==== Provided data

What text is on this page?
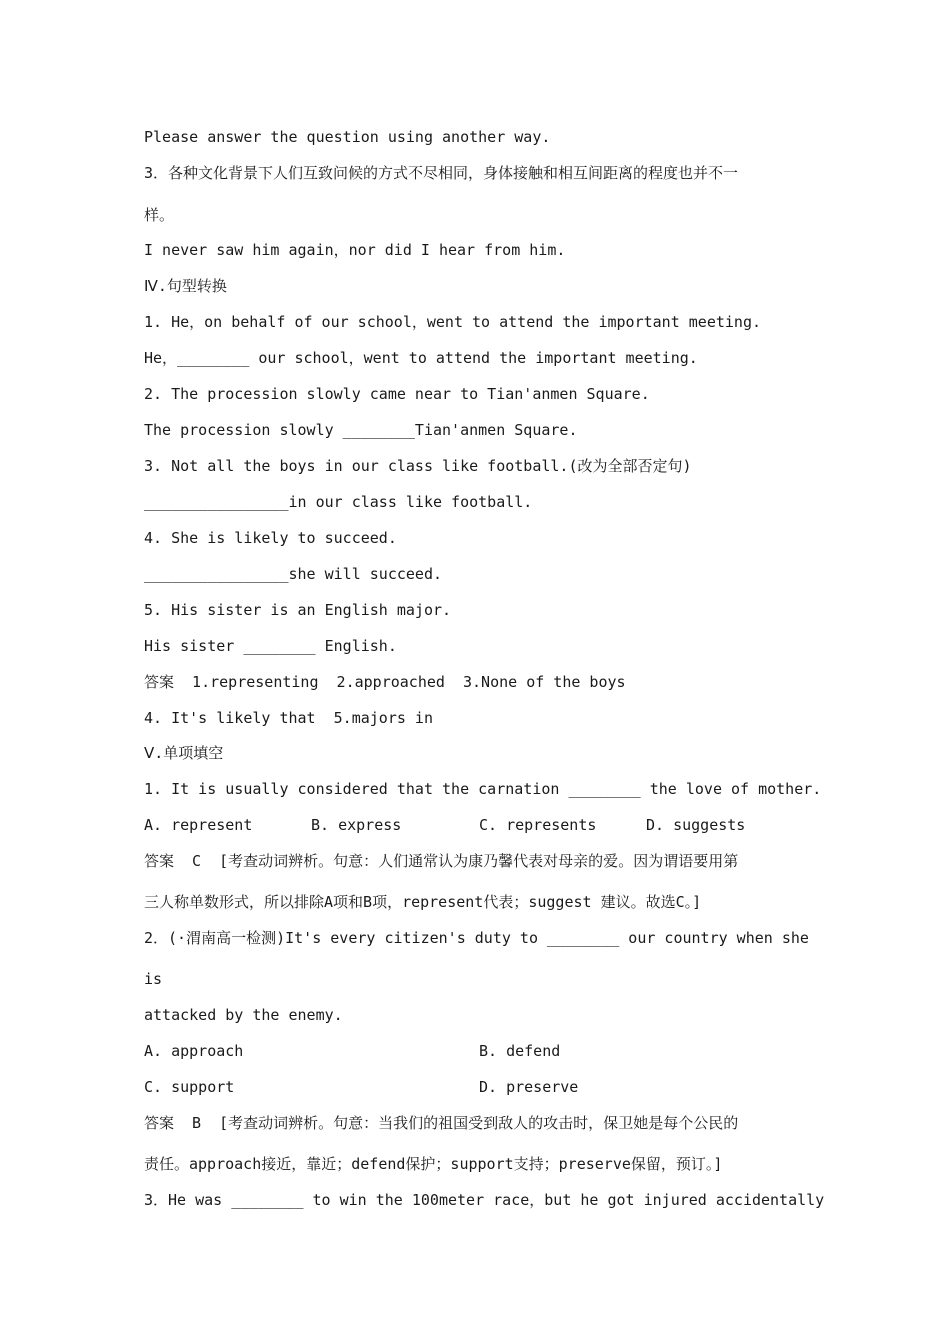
Please answer the question using another way.
3．各种文化背景下人们互致问候的方式不尽相同，身体接触和相互间距离的程度也并不一
样。
I never saw him again，nor did I hear from him.
Ⅳ.句型转换
1. He，on behalf of our school，went to attend the important meeting.
He，________ our school，went to attend the important meeting.
2. The procession slowly came near to Tian'anmen Square.
The procession slowly ________Tian'anmen Square.
3. Not all the boys in our class like football.(改为全部否定句)
________________in our class like football.
4. She is likely to succeed.
________________she will succeed.
5. His sister is an English major.
His sister ________ English.
答案  1.representing  2.approached  3.None of the boys
4. It's likely that  5.majors in
Ⅴ.单项填空
1. It is usually considered that the carnation ________ the love of mother.
A. represent	B. express	C. represents	D. suggests
答案  C  [考查动词辨析。句意：人们通常认为康乃馨代表对母亲的爱。因为谓语要用第
三人称单数形式，所以排除A项和B项，represent代表；suggest 建议。故选C。]
2．(·渭南高一检测)It's every citizen's duty to ________ our country when she
is
attacked by the enemy.
A. approach	B. defend
C. support	D. preserve
答案  B  [考查动词辨析。句意：当我们的祖国受到敌人的攻击时，保卫她是每个公民的
责任。approach接近，靠近；defend保护；support支持；preserve保留，预订。]
3．He was ________ to win the 100meter race，but he got injured accidentally
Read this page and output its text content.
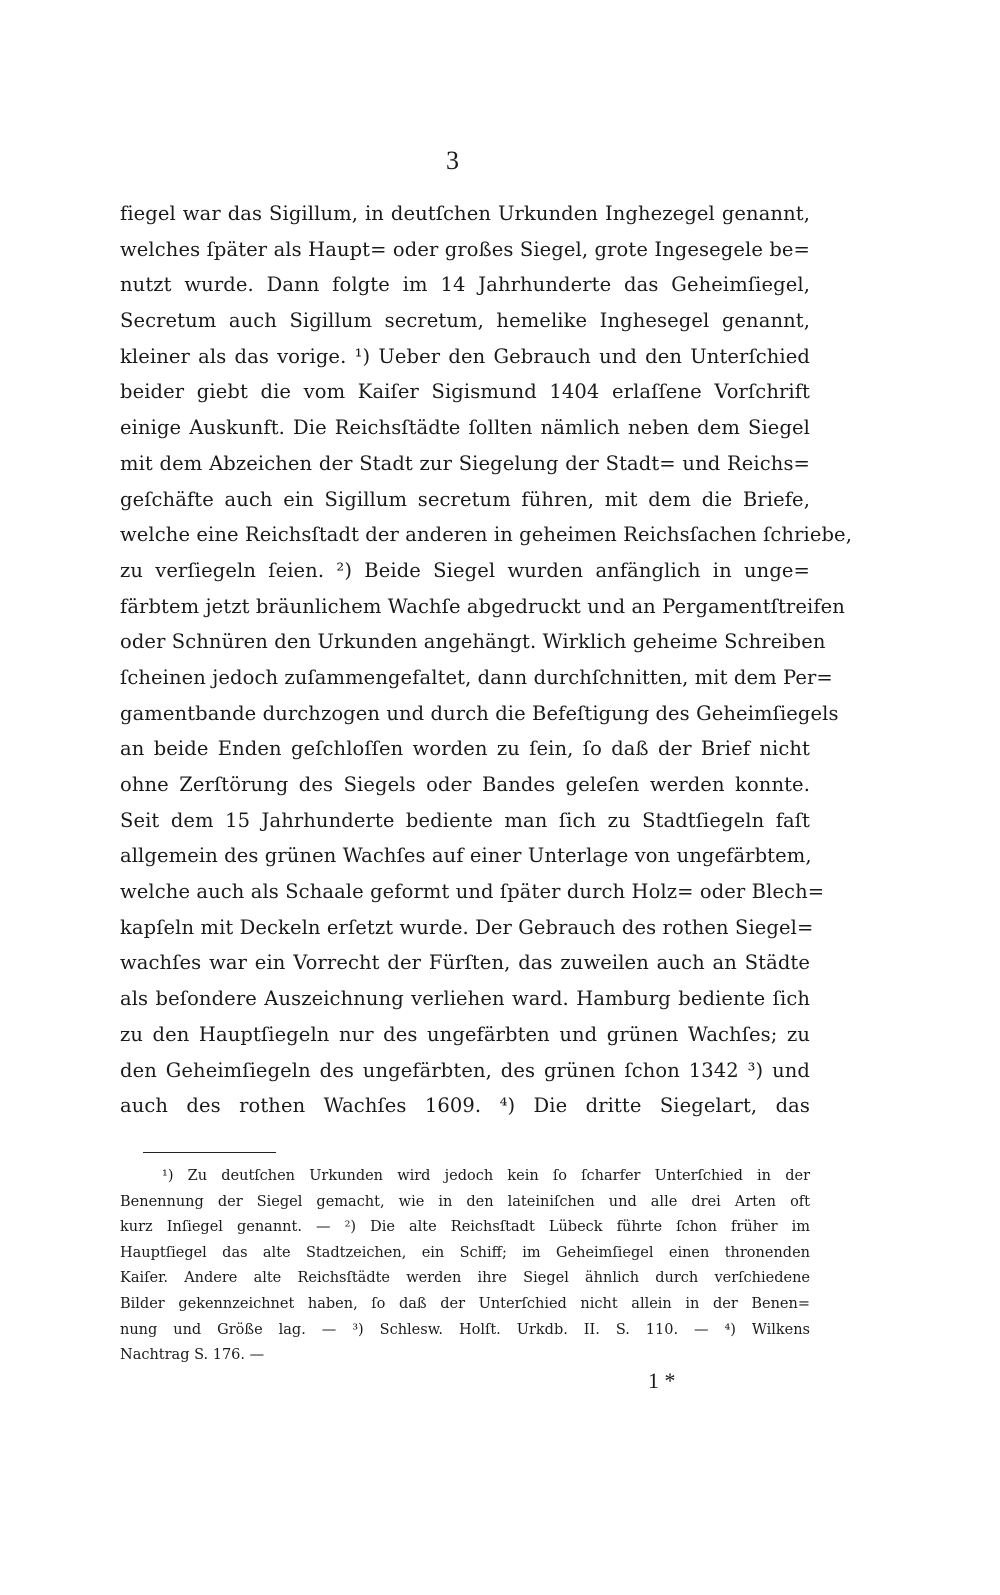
3
fiegel war das Sigillum, in deutſchen Urkunden Inghezegel genannt,
welches ſpäter als Haupt= oder großes Siegel, grote Ingesegele be=
nutzt wurde. Dann folgte im 14 Jahrhunderte das Geheimſiegel,
Secretum auch Sigillum secretum, hemelike Inghesegel genannt,
kleiner als das vorige. ¹) Ueber den Gebrauch und den Unterſchied
beider giebt die vom Kaiſer Sigismund 1404 erlaſſene Vorſchrift
einige Auskunft. Die Reichsſtädte ſollten nämlich neben dem Siegel
mit dem Abzeichen der Stadt zur Siegelung der Stadt= und Reichs=
geſchäfte auch ein Sigillum secretum führen, mit dem die Briefe,
welche eine Reichsſtadt der anderen in geheimen Reichsſachen ſchriebe,
zu verſiegeln ſeien. ²) Beide Siegel wurden anfänglich in unge=
färbtem jetzt bräunlichem Wachſe abgedruckt und an Pergamentſtreifen
oder Schnüren den Urkunden angehängt. Wirklich geheime Schreiben
ſcheinen jedoch zuſammengefaltet, dann durchſchnitten, mit dem Per=
gamentbande durchzogen und durch die Befeſtigung des Geheimſiegels
an beide Enden geſchloſſen worden zu ſein, ſo daß der Brief nicht
ohne Zerſtörung des Siegels oder Bandes geleſen werden konnte.
Seit dem 15 Jahrhunderte bediente man ſich zu Stadtſiegeln faſt
allgemein des grünen Wachſes auf einer Unterlage von ungefärbtem,
welche auch als Schaale geformt und ſpäter durch Holz= oder Blech=
kapſeln mit Deckeln erſetzt wurde. Der Gebrauch des rothen Siegel=
wachſes war ein Vorrecht der Fürſten, das zuweilen auch an Städte
als beſondere Auszeichnung verliehen ward. Hamburg bediente ſich
zu den Hauptſiegeln nur des ungefärbten und grünen Wachſes; zu
den Geheimſiegeln des ungefärbten, des grünen ſchon 1342 ³) und
auch des rothen Wachſes 1609. ⁴) Die dritte Siegelart, das
¹) Zu deutſchen Urkunden wird jedoch kein ſo ſcharfer Unterſchied in der
Benennung der Siegel gemacht, wie in den lateiniſchen und alle drei Arten oft
kurz Inſiegel genannt. — ²) Die alte Reichsſtadt Lübeck führte ſchon früher im
Hauptſiegel das alte Stadtzeichen, ein Schiff; im Geheimſiegel einen thronenden
Kaiſer. Andere alte Reichsſtädte werden ihre Siegel ähnlich durch verſchiedene
Bilder gekennzeichnet haben, ſo daß der Unterſchied nicht allein in der Benen=
nung und Größe lag. — ³) Schlesw. Holſt. Urkdb. II. S. 110. — ⁴) Wilkens
Nachtrag S. 176. —
1 *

========

▸ Challenge
Lines containing the string "football" are to be selected and copied.

▸ Expected answer
3. Not all the boys in our class like football.(改为全部否定句)
________________in our class like football.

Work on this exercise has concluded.